— INPUT ROWS —
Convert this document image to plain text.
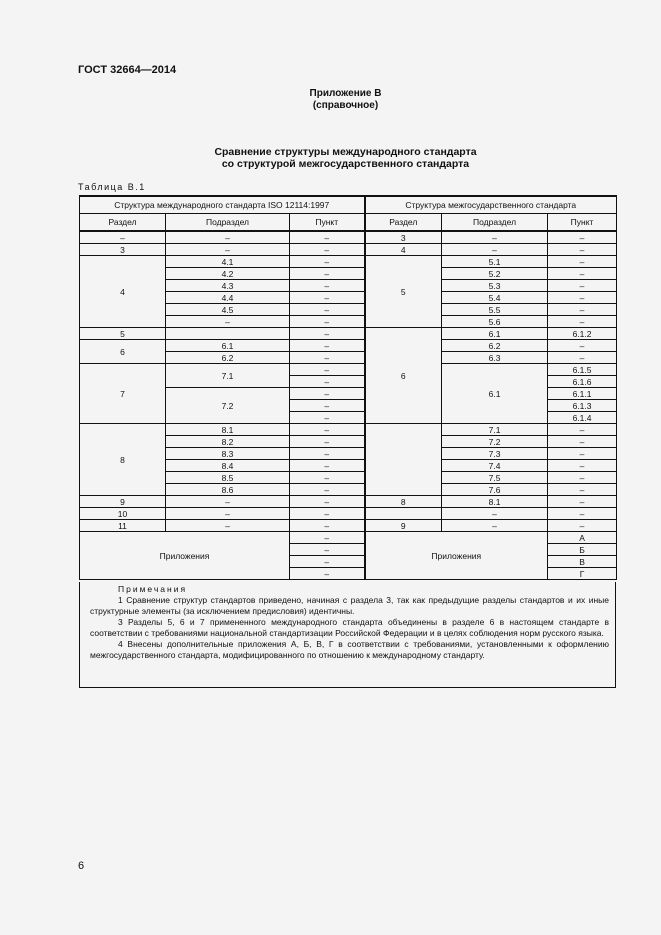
ГОСТ 32664—2014
Приложение В
(справочное)
Сравнение структуры международного стандарта
со структурой межгосударственного стандарта
Таблица В.1
Структура международного стандарта ISO 12114:1997			Структура межгосударственного стандарта		
Раздел	Подраздел	Пункт	Раздел	Подраздел	Пункт
–	–	–	3	–	–
3	–	–	4	–	–
4	4.1	–	5	5.1	–
	4.2	–		5.2	–
	4.3	–		5.3	–
	4.4	–		5.4	–
	4.5	–		5.5	–
	–	–		5.6	–
5		–	6	6.1	6.1.2
6	6.1	–		6.2	–
	6.2	–		6.3	–
7	7.1	–		6.1	6.1.5
		–			6.1.6
	7.2	–			6.1.1
		–			6.1.3
		–			6.1.4
8	8.1	–		7.1	–
	8.2	–		7.2	–
	8.3	–		7.3	–
	8.4	–		7.4	–
	8.5	–		7.5	–
	8.6	–		7.6	–
9	–	–	8	8.1	–
10	–	–		–	–
11	–	–	9	–	–
Приложения		–	Приложения		А
		–			Б
		–			В
		–			Г
Примечания

1 Сравнение структур стандартов приведено, начиная с раздела 3, так как предыдущие разделы стандартов и их иные структурные элементы (за исключением предисловия) идентичны.

3 Разделы 5, 6 и 7 примененного международного стандарта объединены в разделе 6 в настоящем стандарте в соответствии с требованиями национальной стандартизации Российской Федерации и в целях соблюдения норм русского языка.

4 Внесены дополнительные приложения А, Б, В, Г в соответствии с требованиями, установленными к оформлению межгосударственного стандарта, модифицированного по отношению к международному стандарту.

6
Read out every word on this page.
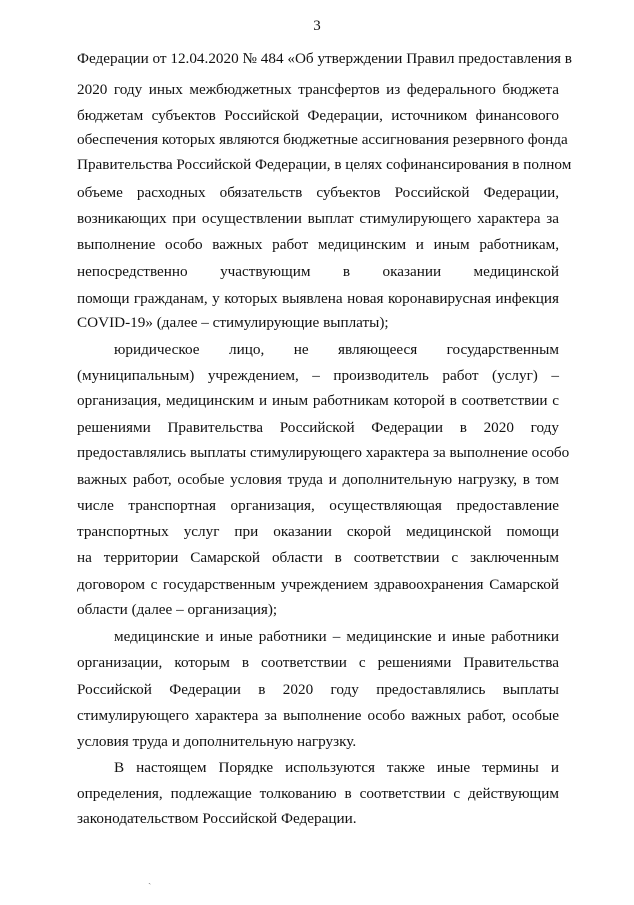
3
Федерации от 12.04.2020 № 484 «Об утверждении Правил предоставления в
2020 году иных межбюджетных трансфертов из федерального бюджета
бюджетам субъектов Российской Федерации, источником финансового
обеспечения которых являются бюджетные ассигнования резервного фонда
Правительства Российской Федерации, в целях софинансирования в полном
объеме расходных обязательств субъектов Российской Федерации,
возникающих при осуществлении выплат стимулирующего характера за
выполнение особо важных работ медицинским и иным работникам,
непосредственно участвующим в оказании медицинской
помощи гражданам, у которых выявлена новая коронавирусная инфекция
COVID-19» (далее – стимулирующие выплаты);
юридическое лицо, не являющееся государственным
(муниципальным) учреждением, – производитель работ (услуг) –
организация, медицинским и иным работникам которой в соответствии с
решениями Правительства Российской Федерации в 2020 году
предоставлялись выплаты стимулирующего характера за выполнение особо
важных работ, особые условия труда и дополнительную нагрузку, в том
числе транспортная организация, осуществляющая предоставление
транспортных услуг при оказании скорой медицинской помощи
на территории Самарской области в соответствии с заключенным
договором с государственным учреждением здравоохранения Самарской
области (далее – организация);
медицинские и иные работники – медицинские и иные работники
организации, которым в соответствии с решениями Правительства
Российской Федерации в 2020 году предоставлялись выплаты
стимулирующего характера за выполнение особо важных работ, особые
условия труда и дополнительную нагрузку.
В настоящем Порядке используются также иные термины и
определения, подлежащие толкованию в соответствии с действующим
законодательством Российской Федерации.
ˎ
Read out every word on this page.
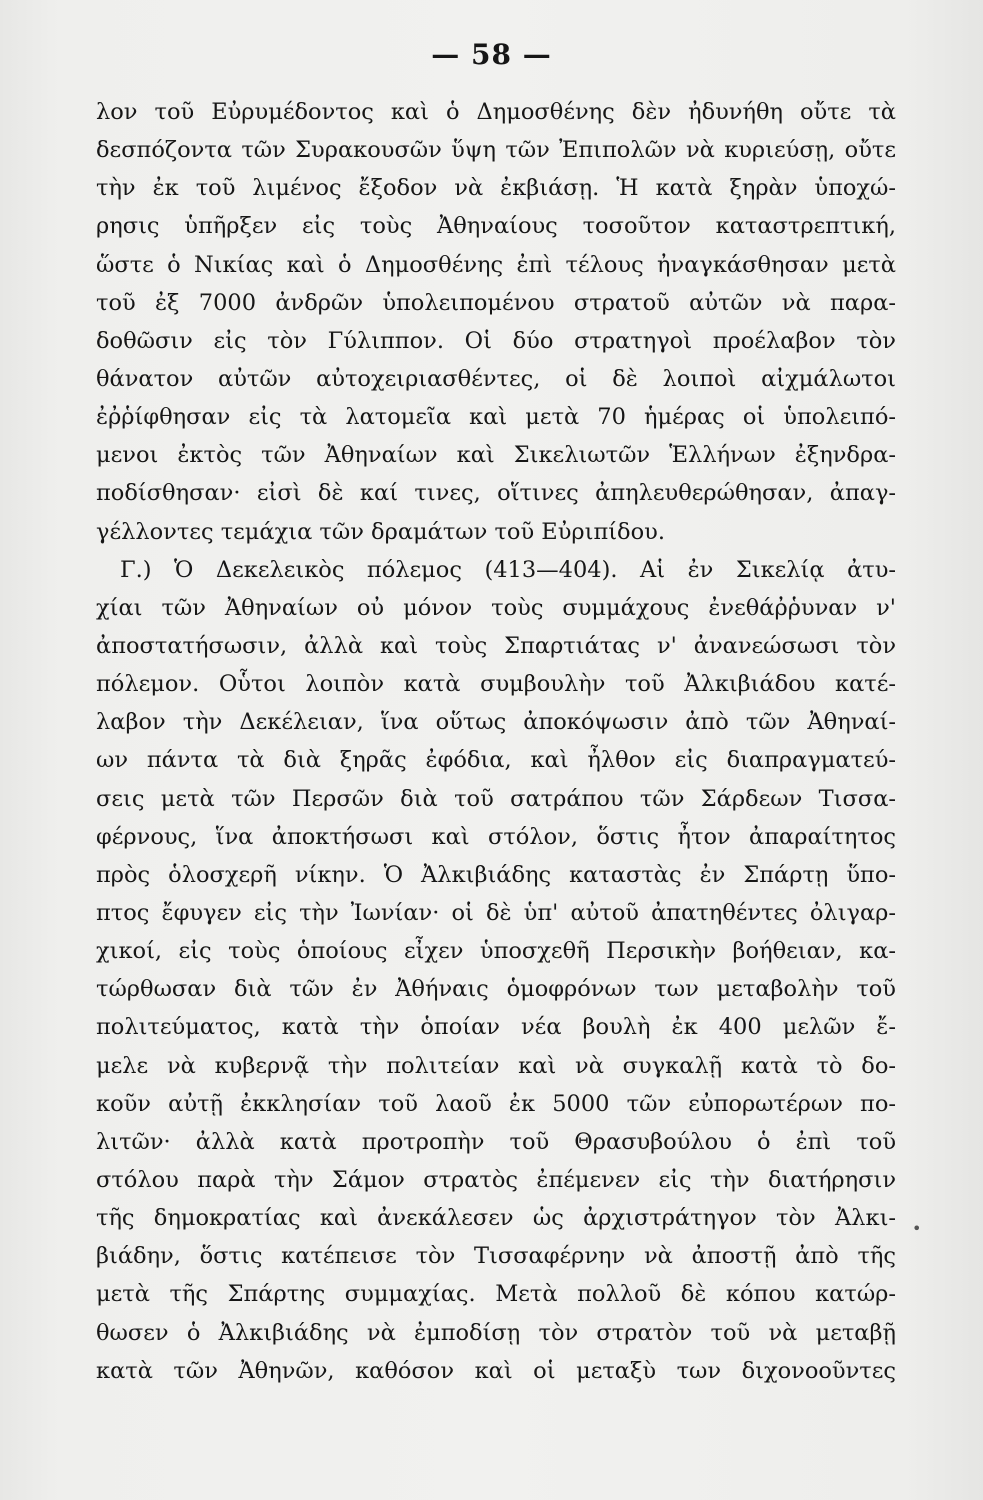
— 58 —
λον τοῦ Εὐρυμέδοντος καὶ ὁ Δημοσθένης δὲν ἠδυνήθη οὔτε τὰ
δεσπόζοντα τῶν Συρακουσῶν ὕψη τῶν Ἐπιπολῶν νὰ κυριεύσῃ, οὔτε
τὴν ἐκ τοῦ λιμένος ἔξοδον νὰ ἐκβιάσῃ. Ἡ κατὰ ξηρὰν ὑποχώ-
ρησις ὑπῆρξεν εἰς τοὺς Ἀθηναίους τοσοῦτον καταστρεπτική,
ὥστε ὁ Νικίας καὶ ὁ Δημοσθένης ἐπὶ τέλους ἠναγκάσθησαν μετὰ
τοῦ ἐξ 7000 ἀνδρῶν ὑπολειπομένου στρατοῦ αὐτῶν νὰ παρα-
δοθῶσιν εἰς τὸν Γύλιππον. Οἱ δύο στρατηγοὶ προέλαβον τὸν
θάνατον αὐτῶν αὐτοχειριασθέντες, οἱ δὲ λοιποὶ αἰχμάλωτοι
ἐῤῥίφθησαν εἰς τὰ λατομεῖα καὶ μετὰ 70 ἡμέρας οἱ ὑπολειπό-
μενοι ἐκτὸς τῶν Ἀθηναίων καὶ Σικελιωτῶν Ἑλλήνων ἐξηνδρα-
ποδίσθησαν· εἰσὶ δὲ καί τινες, οἵτινες ἀπηλευθερώθησαν, ἀπαγ-
γέλλοντες τεμάχια τῶν δραμάτων τοῦ Εὐριπίδου.
Γ.) Ὁ Δεκελεικὸς πόλεμος (413—404). Αἱ ἐν Σικελίᾳ ἀτυ-
χίαι τῶν Ἀθηναίων οὐ μόνον τοὺς συμμάχους ἐνεθάῤῥυναν ν'
ἀποστατήσωσιν, ἀλλὰ καὶ τοὺς Σπαρτιάτας ν' ἀνανεώσωσι τὸν
πόλεμον. Οὗτοι λοιπὸν κατὰ συμβουλὴν τοῦ Ἀλκιβιάδου κατέ-
λαβον τὴν Δεκέλειαν, ἵνα οὕτως ἀποκόψωσιν ἀπὸ τῶν Ἀθηναί-
ων πάντα τὰ διὰ ξηρᾶς ἐφόδια, καὶ ἦλθον εἰς διαπραγματεύ-
σεις μετὰ τῶν Περσῶν διὰ τοῦ σατράπου τῶν Σάρδεων Τισσα-
φέρνους, ἵνα ἀποκτήσωσι καὶ στόλον, ὅστις ἦτον ἀπαραίτητος
πρὸς ὁλοσχερῆ νίκην. Ὁ Ἀλκιβιάδης καταστὰς ἐν Σπάρτῃ ὕπο-
πτος ἔφυγεν εἰς τὴν Ἰωνίαν· οἱ δὲ ὑπ' αὐτοῦ ἀπατηθέντες ὀλιγαρ-
χικοί, εἰς τοὺς ὁποίους εἶχεν ὑποσχεθῆ Περσικὴν βοήθειαν, κα-
τώρθωσαν διὰ τῶν ἐν Ἀθήναις ὁμοφρόνων των μεταβολὴν τοῦ
πολιτεύματος, κατὰ τὴν ὁποίαν νέα βουλὴ ἐκ 400 μελῶν ἔ-
μελε νὰ κυβερνᾷ τὴν πολιτείαν καὶ νὰ συγκαλῇ κατὰ τὸ δο-
κοῦν αὐτῇ ἐκκλησίαν τοῦ λαοῦ ἐκ 5000 τῶν εὐπορωτέρων πο-
λιτῶν· ἀλλὰ κατὰ προτροπὴν τοῦ Θρασυβούλου ὁ ἐπὶ τοῦ
στόλου παρὰ τὴν Σάμον στρατὸς ἐπέμενεν εἰς τὴν διατήρησιν
τῆς δημοκρατίας καὶ ἀνεκάλεσεν ὡς ἀρχιστράτηγον τὸν Ἀλκι-
βιάδην, ὅστις κατέπεισε τὸν Τισσαφέρνην νὰ ἀποστῇ ἀπὸ τῆς
μετὰ τῆς Σπάρτης συμμαχίας. Μετὰ πολλοῦ δὲ κόπου κατώρ-
θωσεν ὁ Ἀλκιβιάδης νὰ ἐμποδίσῃ τὸν στρατὸν τοῦ νὰ μεταβῇ
κατὰ τῶν Ἀθηνῶν, καθόσον καὶ οἱ μεταξὺ των διχονοοῦντες
•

— WHAT IS BEING ASKED —
Reproduce each entry verbatim, excluding any embedded images.

— FINISHED ANSWER —
Convert this document image to plain text.
ГОСТ 32664—2014
Приложение В
(справочное)
Сравнение структуры международного стандарта
со структурой межгосударственного стандарта
Таблица В.1
Структура международного стандарта ISO 12114:1997			Структура межгосударственного стандарта		
Раздел	Подраздел	Пункт	Раздел	Подраздел	Пункт
–	–	–	3	–	–
3	–	–	4	–	–
4	4.1	–	5	5.1	–
	4.2	–		5.2	–
	4.3	–		5.3	–
	4.4	–		5.4	–
	4.5	–		5.5	–
	–	–		5.6	–
5		–	6	6.1	6.1.2
6	6.1	–		6.2	–
	6.2	–		6.3	–
7	7.1	–		6.1	6.1.5
		–			6.1.6
	7.2	–			6.1.1
		–			6.1.3
		–			6.1.4
8	8.1	–		7.1	–
	8.2	–		7.2	–
	8.3	–		7.3	–
	8.4	–		7.4	–
	8.5	–		7.5	–
	8.6	–		7.6	–
9	–	–	8	8.1	–
10	–	–		–	–
11	–	–	9	–	–
Приложения		–	Приложения		А
		–			Б
		–			В
		–			Г
Примечания

1 Сравнение структур стандартов приведено, начиная с раздела 3, так как предыдущие разделы стандартов и их иные структурные элементы (за исключением предисловия) идентичны.

3 Разделы 5, 6 и 7 примененного международного стандарта объединены в разделе 6 в настоящем стандарте в соответствии с требованиями национальной стандартизации Российской Федерации и в целях соблюдения норм русского языка.

4 Внесены дополнительные приложения А, Б, В, Г в соответствии с требованиями, установленными к оформлению межгосударственного стандарта, модифицированного по отношению к международному стандарту.

6
Read out every word on this page.
3
Федерации от 12.04.2020 № 484 «Об утверждении Правил предоставления в
2020 году иных межбюджетных трансфертов из федерального бюджета
бюджетам субъектов Российской Федерации, источником финансового
обеспечения которых являются бюджетные ассигнования резервного фонда
Правительства Российской Федерации, в целях софинансирования в полном
объеме расходных обязательств субъектов Российской Федерации,
возникающих при осуществлении выплат стимулирующего характера за
выполнение особо важных работ медицинским и иным работникам,
непосредственно участвующим в оказании медицинской
помощи гражданам, у которых выявлена новая коронавирусная инфекция
COVID-19» (далее – стимулирующие выплаты);
юридическое лицо, не являющееся государственным
(муниципальным) учреждением, – производитель работ (услуг) –
организация, медицинским и иным работникам которой в соответствии с
решениями Правительства Российской Федерации в 2020 году
предоставлялись выплаты стимулирующего характера за выполнение особо
важных работ, особые условия труда и дополнительную нагрузку, в том
числе транспортная организация, осуществляющая предоставление
транспортных услуг при оказании скорой медицинской помощи
на территории Самарской области в соответствии с заключенным
договором с государственным учреждением здравоохранения Самарской
области (далее – организация);
медицинские и иные работники – медицинские и иные работники
организации, которым в соответствии с решениями Правительства
Российской Федерации в 2020 году предоставлялись выплаты
стимулирующего характера за выполнение особо важных работ, особые
условия труда и дополнительную нагрузку.
В настоящем Порядке используются также иные термины и
определения, подлежащие толкованию в соответствии с действующим
законодательством Российской Федерации.
ˎ
Read out every word on this page.
— 58 —
λον τοῦ Εὐρυμέδοντος καὶ ὁ Δημοσθένης δὲν ἠδυνήθη οὔτε τὰ
δεσπόζοντα τῶν Συρακουσῶν ὕψη τῶν Ἐπιπολῶν νὰ κυριεύσῃ, οὔτε
τὴν ἐκ τοῦ λιμένος ἔξοδον νὰ ἐκβιάσῃ. Ἡ κατὰ ξηρὰν ὑποχώ-
ρησις ὑπῆρξεν εἰς τοὺς Ἀθηναίους τοσοῦτον καταστρεπτική,
ὥστε ὁ Νικίας καὶ ὁ Δημοσθένης ἐπὶ τέλους ἠναγκάσθησαν μετὰ
τοῦ ἐξ 7000 ἀνδρῶν ὑπολειπομένου στρατοῦ αὐτῶν νὰ παρα-
δοθῶσιν εἰς τὸν Γύλιππον. Οἱ δύο στρατηγοὶ προέλαβον τὸν
θάνατον αὐτῶν αὐτοχειριασθέντες, οἱ δὲ λοιποὶ αἰχμάλωτοι
ἐῤῥίφθησαν εἰς τὰ λατομεῖα καὶ μετὰ 70 ἡμέρας οἱ ὑπολειπό-
μενοι ἐκτὸς τῶν Ἀθηναίων καὶ Σικελιωτῶν Ἑλλήνων ἐξηνδρα-
ποδίσθησαν· εἰσὶ δὲ καί τινες, οἵτινες ἀπηλευθερώθησαν, ἀπαγ-
γέλλοντες τεμάχια τῶν δραμάτων τοῦ Εὐριπίδου.
Γ.) Ὁ Δεκελεικὸς πόλεμος (413—404). Αἱ ἐν Σικελίᾳ ἀτυ-
χίαι τῶν Ἀθηναίων οὐ μόνον τοὺς συμμάχους ἐνεθάῤῥυναν ν'
ἀποστατήσωσιν, ἀλλὰ καὶ τοὺς Σπαρτιάτας ν' ἀνανεώσωσι τὸν
πόλεμον. Οὗτοι λοιπὸν κατὰ συμβουλὴν τοῦ Ἀλκιβιάδου κατέ-
λαβον τὴν Δεκέλειαν, ἵνα οὕτως ἀποκόψωσιν ἀπὸ τῶν Ἀθηναί-
ων πάντα τὰ διὰ ξηρᾶς ἐφόδια, καὶ ἦλθον εἰς διαπραγματεύ-
σεις μετὰ τῶν Περσῶν διὰ τοῦ σατράπου τῶν Σάρδεων Τισσα-
φέρνους, ἵνα ἀποκτήσωσι καὶ στόλον, ὅστις ἦτον ἀπαραίτητος
πρὸς ὁλοσχερῆ νίκην. Ὁ Ἀλκιβιάδης καταστὰς ἐν Σπάρτῃ ὕπο-
πτος ἔφυγεν εἰς τὴν Ἰωνίαν· οἱ δὲ ὑπ' αὐτοῦ ἀπατηθέντες ὀλιγαρ-
χικοί, εἰς τοὺς ὁποίους εἶχεν ὑποσχεθῆ Περσικὴν βοήθειαν, κα-
τώρθωσαν διὰ τῶν ἐν Ἀθήναις ὁμοφρόνων των μεταβολὴν τοῦ
πολιτεύματος, κατὰ τὴν ὁποίαν νέα βουλὴ ἐκ 400 μελῶν ἔ-
μελε νὰ κυβερνᾷ τὴν πολιτείαν καὶ νὰ συγκαλῇ κατὰ τὸ δο-
κοῦν αὐτῇ ἐκκλησίαν τοῦ λαοῦ ἐκ 5000 τῶν εὐπορωτέρων πο-
λιτῶν· ἀλλὰ κατὰ προτροπὴν τοῦ Θρασυβούλου ὁ ἐπὶ τοῦ
στόλου παρὰ τὴν Σάμον στρατὸς ἐπέμενεν εἰς τὴν διατήρησιν
τῆς δημοκρατίας καὶ ἀνεκάλεσεν ὡς ἀρχιστράτηγον τὸν Ἀλκι-
βιάδην, ὅστις κατέπεισε τὸν Τισσαφέρνην νὰ ἀποστῇ ἀπὸ τῆς
μετὰ τῆς Σπάρτης συμμαχίας. Μετὰ πολλοῦ δὲ κόπου κατώρ-
θωσεν ὁ Ἀλκιβιάδης νὰ ἐμποδίσῃ τὸν στρατὸν τοῦ νὰ μεταβῇ
κατὰ τῶν Ἀθηνῶν, καθόσον καὶ οἱ μεταξὺ των διχονοοῦντες
•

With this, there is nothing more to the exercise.